● **What is needed**: Your answer should reproduce every line of the material in which the word "previous" occurs.

Available data Block Start

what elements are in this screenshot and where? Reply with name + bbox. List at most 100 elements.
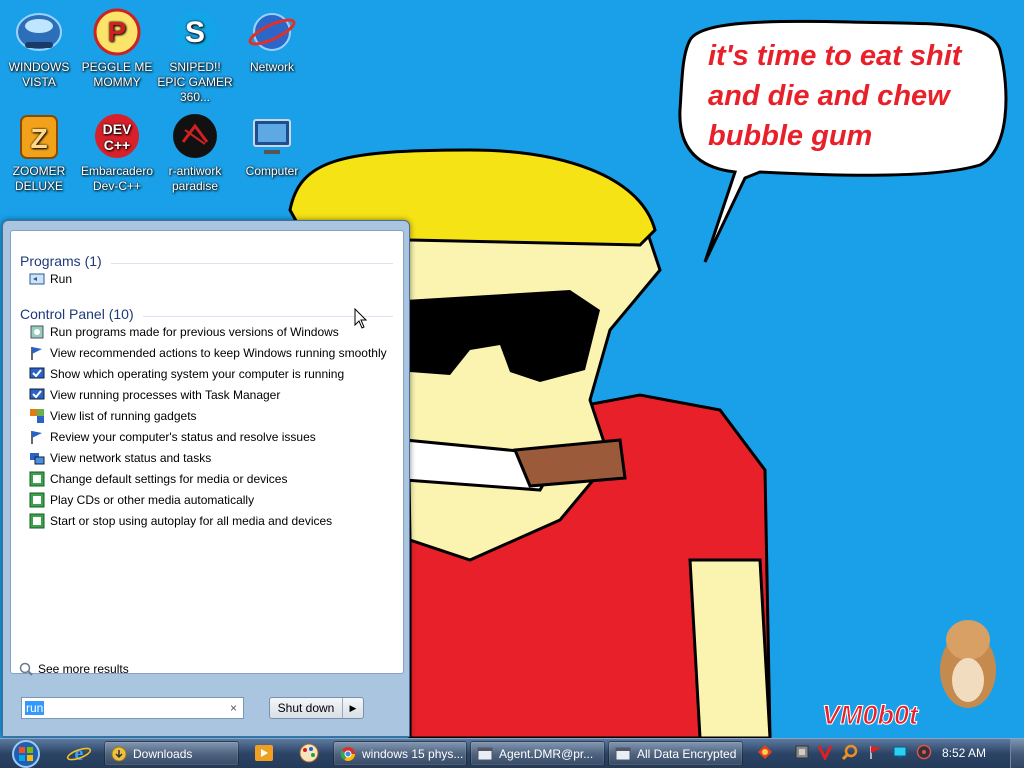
desktop-icon-label: Network [249,60,294,74]
result-label: View list of running gadgets [50,408,197,423]
group-divider [111,263,393,264]
result-label: View network status and tasks [50,450,212,465]
svg-text:DEV: DEV [103,121,132,137]
result-label: View recommended actions to keep Windows… [50,345,387,360]
tray-flag-icon[interactable] [868,744,884,760]
skype-icon: S [174,11,216,53]
desktop-icon-label: ZOOMER DELUXE [12,164,66,193]
desktop-icon-label: PEGGLE ME MOMMY [81,60,153,89]
peggle-icon: P [93,8,141,56]
search-results-pane: Programs (1) Run Control Panel (10) Run … [10,230,404,676]
tray-search-icon[interactable] [842,744,858,760]
desktop-icon-computer[interactable]: Computer [233,112,311,179]
result-label: Review your computer's status and resolv… [50,429,316,444]
desktop-icon-peggle[interactable]: P PEGGLE ME MOMMY [78,8,156,90]
start-orb-icon[interactable] [6,740,46,768]
result-item-network[interactable]: View network status and tasks [29,448,211,467]
svg-text:S: S [185,16,205,49]
result-item-recommended[interactable]: View recommended actions to keep Windows… [29,343,387,362]
zoomer-icon: Z [20,115,58,159]
system-icon [29,388,45,399]
show-desktop-button[interactable] [1010,739,1024,768]
result-label: Run [50,271,73,286]
taskbar-clock[interactable]: 8:52 AM [942,746,986,760]
result-item-media-defaults[interactable]: Change default settings for media or dev… [29,469,287,488]
desktop-icon-devcpp[interactable]: DEV C++ Embarcadero Dev-C++ [78,112,156,194]
run-icon [29,273,45,284]
start-menu: Programs (1) Run Control Panel (10) Run … [2,220,410,737]
network-icon [30,452,45,464]
result-label: Run programs made for previous versions … [50,324,339,339]
mouse-cursor-icon [354,308,368,329]
autoplay-icon [29,492,45,507]
shutdown-options-arrow-icon[interactable]: ▶ [343,703,363,714]
desktop-icon-windows-vista[interactable]: WINDOWS VISTA [0,8,78,90]
internet-explorer-icon[interactable]: e [66,742,92,764]
taskbar-button-agent-window[interactable]: Agent.DMR@pr... [470,741,605,766]
wallpaper-signature: VM0b0t [821,700,919,731]
shutdown-button[interactable]: Shut down ▶ [269,697,364,719]
desktop-icon-label: Embarcadero Dev-C++ [80,164,154,193]
compat-icon [30,325,44,338]
taskbar-button-label: Agent.DMR@pr... [499,746,594,761]
desktop-icon-label: r-antiwork paradise [168,164,222,193]
desktop-icon-zoomer[interactable]: Z ZOOMER DELUXE [0,112,78,194]
media-player-icon[interactable] [251,742,277,764]
search-icon [19,662,33,676]
desktop-icon-label: SNIPED!! EPIC GAMER 360... [157,60,233,104]
flag-icon [31,430,42,444]
tray-antivirus-icon[interactable] [757,744,773,760]
folder-icon [111,746,127,761]
svg-text:P: P [108,16,127,47]
desktop-icon-antiwork[interactable]: r-antiwork paradise [156,112,234,194]
result-item-compat[interactable]: Run programs made for previous versions … [29,322,339,341]
result-label: Change default settings for media or dev… [50,471,288,486]
result-item-play-cds[interactable]: Play CDs or other media automatically [29,490,254,509]
desktop-icon-label: Computer [245,164,299,178]
result-item-gadgets[interactable]: View list of running gadgets [29,406,197,425]
result-item-os-info[interactable]: Show which operating system your compute… [29,364,344,383]
taskbar-button-label: Downloads [133,746,193,761]
result-label: Start or stop using autoplay for all med… [50,513,333,528]
tray-volume-icon[interactable] [916,744,932,760]
result-item-task-manager[interactable]: View running processes with Task Manager [29,385,280,404]
taskbar-button-label: All Data Encrypted [637,746,737,761]
system-icon [29,367,45,378]
search-input-value: run [25,701,45,715]
network-icon [248,13,296,51]
desktop-icon-sniped[interactable]: S SNIPED!! EPIC GAMER 360... [156,8,234,105]
svg-text:C++: C++ [104,137,130,153]
svg-text:Z: Z [30,123,47,154]
start-search-input[interactable]: run × [21,697,244,719]
taskbar-button-chrome[interactable]: windows 15 phys... [333,741,467,766]
speech-bubble-text: it's time to eat shit and die and chew b… [708,40,962,152]
flag-icon [31,346,42,360]
tray-network-icon[interactable] [892,744,908,760]
result-label: View running processes with Task Manager [50,387,281,402]
result-label: Show which operating system your compute… [50,366,345,381]
group-title-control-panel: Control Panel (10) [20,306,134,322]
clear-search-icon[interactable]: × [230,701,237,715]
see-more-label: See more results [38,662,129,676]
tray-v-icon[interactable] [817,744,833,760]
tray-app-icon[interactable] [794,744,810,760]
svg-text:e: e [75,743,84,764]
gadgets-icon [30,408,44,423]
chrome-icon [340,746,355,761]
taskbar-button-label: windows 15 phys... [362,746,464,761]
autoplay-icon [29,471,45,486]
see-more-results-link[interactable]: See more results [19,662,129,676]
desktop-icon-label: WINDOWS VISTA [8,60,70,89]
paint-icon[interactable] [296,742,322,764]
vista-orb-icon [16,13,62,51]
result-item-autoplay[interactable]: Start or stop using autoplay for all med… [29,511,332,530]
result-item-run[interactable]: Run [29,269,72,288]
result-label: Play CDs or other media automatically [50,492,255,507]
antiwork-icon [173,114,217,158]
taskbar-button-all-data-encrypted[interactable]: All Data Encrypted [608,741,743,766]
taskbar-button-downloads[interactable]: Downloads [104,741,239,766]
window-icon [615,747,631,760]
result-item-status[interactable]: Review your computer's status and resolv… [29,427,316,446]
desktop-icon-network[interactable]: Network [233,8,311,75]
devcpp-icon: DEVC++ [95,114,139,158]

Available data Block End

● **Response to the exercise**:
result-label: Run programs made for previous versions … [50,324,339,339]
result-item-compat[interactable]: Run programs made for previous versions … [29,322,339,341]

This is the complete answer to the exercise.